Work to be completed: In the records below, count every line containing "terhadap". Reply with the number only.
-- start of Material supplied --
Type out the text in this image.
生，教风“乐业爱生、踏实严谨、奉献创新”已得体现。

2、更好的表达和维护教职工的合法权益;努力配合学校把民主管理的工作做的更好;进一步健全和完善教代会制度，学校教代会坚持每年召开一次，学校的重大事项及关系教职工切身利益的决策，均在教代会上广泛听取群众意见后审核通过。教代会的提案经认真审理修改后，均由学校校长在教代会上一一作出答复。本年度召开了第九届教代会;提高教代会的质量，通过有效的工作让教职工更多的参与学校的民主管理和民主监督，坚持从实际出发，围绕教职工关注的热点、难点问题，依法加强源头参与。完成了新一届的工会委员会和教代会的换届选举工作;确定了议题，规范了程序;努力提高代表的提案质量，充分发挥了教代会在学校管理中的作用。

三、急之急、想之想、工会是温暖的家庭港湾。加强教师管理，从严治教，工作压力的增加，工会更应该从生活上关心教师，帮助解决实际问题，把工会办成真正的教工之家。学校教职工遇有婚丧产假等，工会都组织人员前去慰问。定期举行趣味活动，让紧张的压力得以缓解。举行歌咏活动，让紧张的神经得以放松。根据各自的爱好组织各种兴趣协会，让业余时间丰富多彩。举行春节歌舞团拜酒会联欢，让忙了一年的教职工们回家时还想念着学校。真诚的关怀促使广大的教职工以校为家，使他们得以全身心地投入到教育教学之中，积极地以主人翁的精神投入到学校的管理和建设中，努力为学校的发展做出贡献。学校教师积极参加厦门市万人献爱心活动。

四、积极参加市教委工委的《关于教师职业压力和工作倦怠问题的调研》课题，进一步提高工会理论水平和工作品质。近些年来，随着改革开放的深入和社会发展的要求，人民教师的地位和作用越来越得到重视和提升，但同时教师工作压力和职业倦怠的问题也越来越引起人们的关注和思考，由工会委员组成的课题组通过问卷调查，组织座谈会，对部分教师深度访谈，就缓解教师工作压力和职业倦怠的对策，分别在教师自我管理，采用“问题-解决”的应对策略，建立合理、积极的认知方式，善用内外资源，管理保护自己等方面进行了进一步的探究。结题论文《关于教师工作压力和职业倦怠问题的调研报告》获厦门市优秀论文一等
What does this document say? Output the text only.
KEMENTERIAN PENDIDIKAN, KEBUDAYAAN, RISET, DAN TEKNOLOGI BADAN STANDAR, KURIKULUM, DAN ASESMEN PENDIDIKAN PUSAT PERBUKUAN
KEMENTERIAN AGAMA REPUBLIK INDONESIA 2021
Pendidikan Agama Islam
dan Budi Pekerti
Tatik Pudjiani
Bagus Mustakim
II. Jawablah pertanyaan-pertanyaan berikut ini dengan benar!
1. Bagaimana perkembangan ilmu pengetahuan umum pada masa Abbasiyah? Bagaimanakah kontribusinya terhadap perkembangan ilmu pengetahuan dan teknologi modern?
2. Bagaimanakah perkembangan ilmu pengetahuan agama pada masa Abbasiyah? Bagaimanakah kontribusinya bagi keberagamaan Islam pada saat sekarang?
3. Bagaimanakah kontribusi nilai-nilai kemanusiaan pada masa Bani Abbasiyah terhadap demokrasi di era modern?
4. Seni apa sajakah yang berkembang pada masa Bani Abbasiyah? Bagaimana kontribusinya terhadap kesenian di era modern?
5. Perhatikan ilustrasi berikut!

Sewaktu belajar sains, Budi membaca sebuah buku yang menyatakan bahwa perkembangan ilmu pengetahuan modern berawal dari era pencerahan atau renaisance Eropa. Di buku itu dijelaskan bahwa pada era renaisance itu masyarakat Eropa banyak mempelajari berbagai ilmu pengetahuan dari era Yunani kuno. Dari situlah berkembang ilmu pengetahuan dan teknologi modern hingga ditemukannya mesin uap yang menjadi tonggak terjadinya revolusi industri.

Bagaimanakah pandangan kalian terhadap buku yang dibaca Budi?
-- end of Material supplied --
Result for this exercise: 4